[Data entries]
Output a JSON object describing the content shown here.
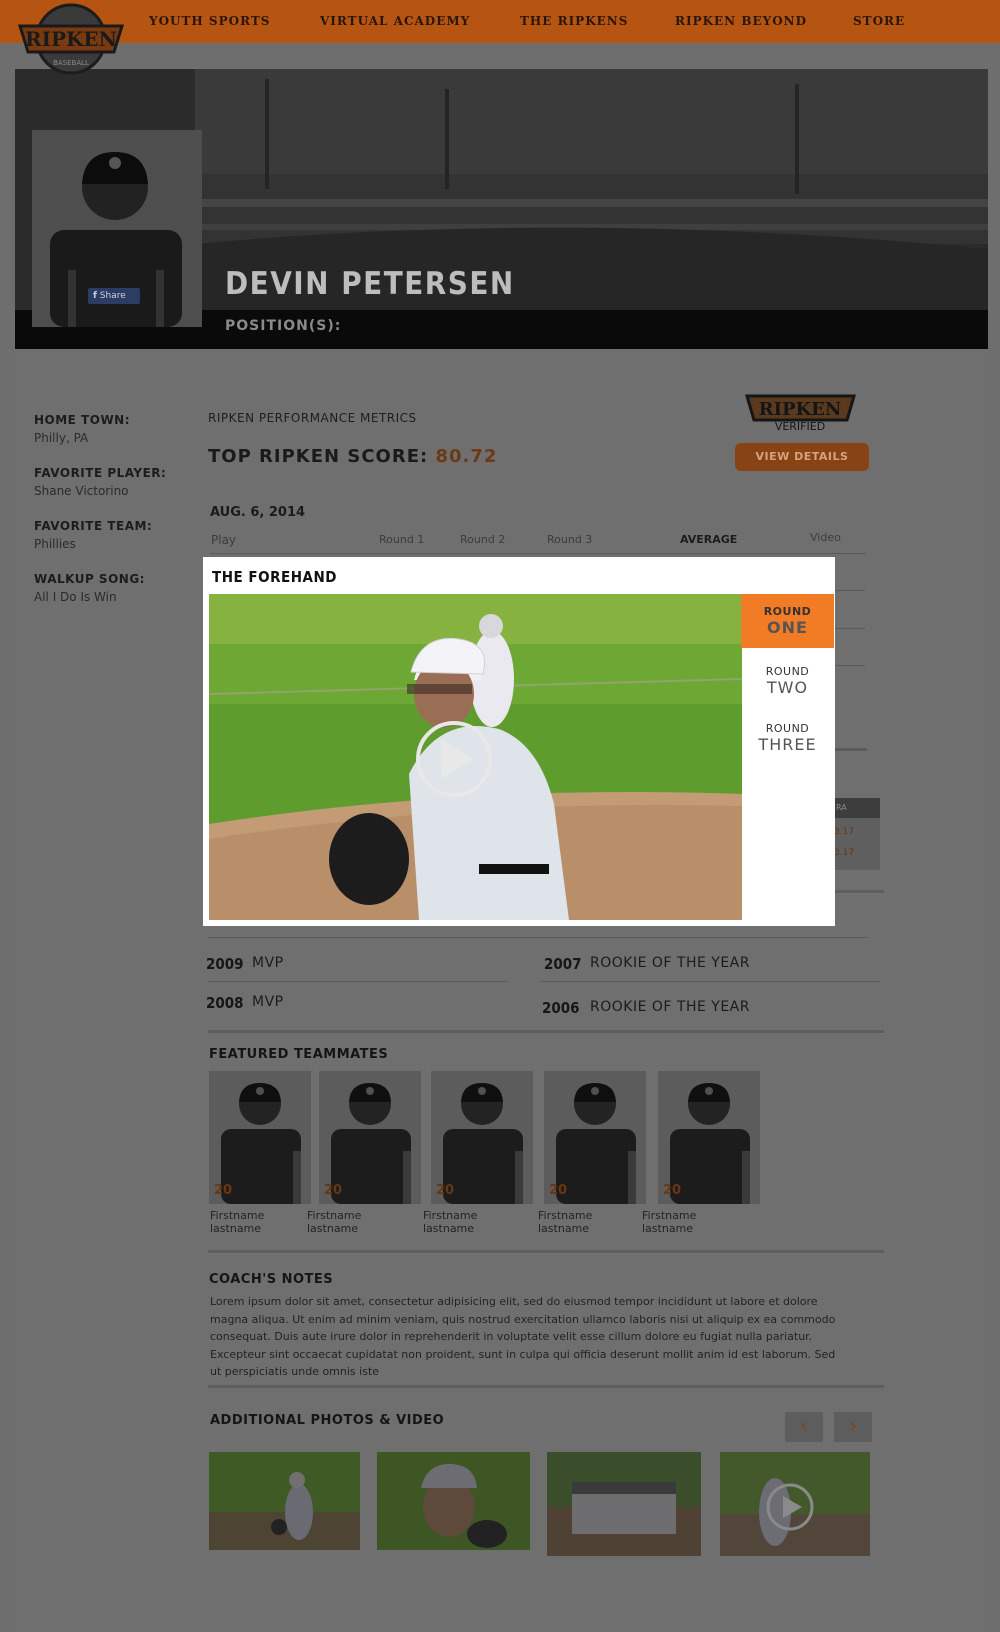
{
  "nav": {
    "logo_text": "RIPKEN",
    "logo_sub": "BASEBALL",
    "items": [
      "YOUTH SPORTS",
      "VIRTUAL ACADEMY",
      "THE RIPKENS",
      "RIPKEN BEYOND",
      "STORE"
    ]
  },
  "profile": {
    "name": "DEVIN PETERSEN",
    "positions_label": "POSITION(S):",
    "share_label": "Share",
    "home_town_label": "HOME TOWN:",
    "home_town": "Philly, PA",
    "favorite_player_label": "FAVORITE PLAYER:",
    "favorite_player": "Shane Victorino",
    "favorite_team_label": "FAVORITE TEAM:",
    "favorite_team": "Phillies",
    "walkup_song_label": "WALKUP SONG:",
    "walkup_song": "All I Do Is Win"
  },
  "metrics": {
    "title": "RIPKEN PERFORMANCE METRICS",
    "score_label": "TOP RIPKEN SCORE:",
    "score_value": "80.72",
    "verified_top": "RIPKEN",
    "verified_bottom": "VERIFIED",
    "view_details": "VIEW DETAILS",
    "date": "AUG. 6, 2014",
    "columns": [
      "Play",
      "Round 1",
      "Round 2",
      "Round 3",
      "AVERAGE",
      "Video"
    ],
    "side_head": "RA",
    "side_values": [
      "3.17",
      "3.17"
    ]
  },
  "awards": [
    {
      "year": "2009",
      "name": "MVP"
    },
    {
      "year": "2007",
      "name": "ROOKIE OF THE YEAR"
    },
    {
      "year": "2008",
      "name": "MVP"
    },
    {
      "year": "2006",
      "name": "ROOKIE OF THE YEAR"
    }
  ],
  "teammates": {
    "title": "FEATURED TEAMMATES",
    "items": [
      {
        "number": "20",
        "first": "Firstname",
        "last": "lastname"
      },
      {
        "number": "20",
        "first": "Firstname",
        "last": "lastname"
      },
      {
        "number": "20",
        "first": "Firstname",
        "last": "lastname"
      },
      {
        "number": "20",
        "first": "Firstname",
        "last": "lastname"
      },
      {
        "number": "20",
        "first": "Firstname",
        "last": "lastname"
      }
    ]
  },
  "coach_notes": {
    "title": "COACH'S NOTES",
    "text": "Lorem ipsum dolor sit amet, consectetur adipisicing elit, sed do eiusmod tempor incididunt ut labore et dolore magna aliqua. Ut enim ad minim veniam, quis nostrud exercitation ullamco laboris nisi ut aliquip ex ea commodo consequat. Duis aute irure dolor in reprehenderit in voluptate velit esse cillum dolore eu fugiat nulla pariatur. Excepteur sint occaecat cupidatat non proident, sunt in culpa qui officia deserunt mollit anim id est laborum. Sed ut perspiciatis unde omnis iste"
  },
  "media": {
    "title": "ADDITIONAL PHOTOS & VIDEO",
    "prev": "‹",
    "next": "›"
  },
  "modal": {
    "title": "THE FOREHAND",
    "rounds": [
      {
        "small": "ROUND",
        "big": "ONE",
        "active": true
      },
      {
        "small": "ROUND",
        "big": "TWO",
        "active": false
      },
      {
        "small": "ROUND",
        "big": "THREE",
        "active": false
      }
    ]
  },
  "colors": {
    "accent": "#f27b26",
    "nav_dimmed": "#b65412",
    "overlay_bg": "#6e6e6e"
  }
}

→ **WHAT TO DO**
In the entries above, identify every line with the string "title".

→ **ANSWER TO THE TASK**
    "title": "RIPKEN PERFORMANCE METRICS",
    "title": "FEATURED TEAMMATES",
    "title": "COACH'S NOTES",
    "title": "ADDITIONAL PHOTOS & VIDEO",
    "title": "THE FOREHAND",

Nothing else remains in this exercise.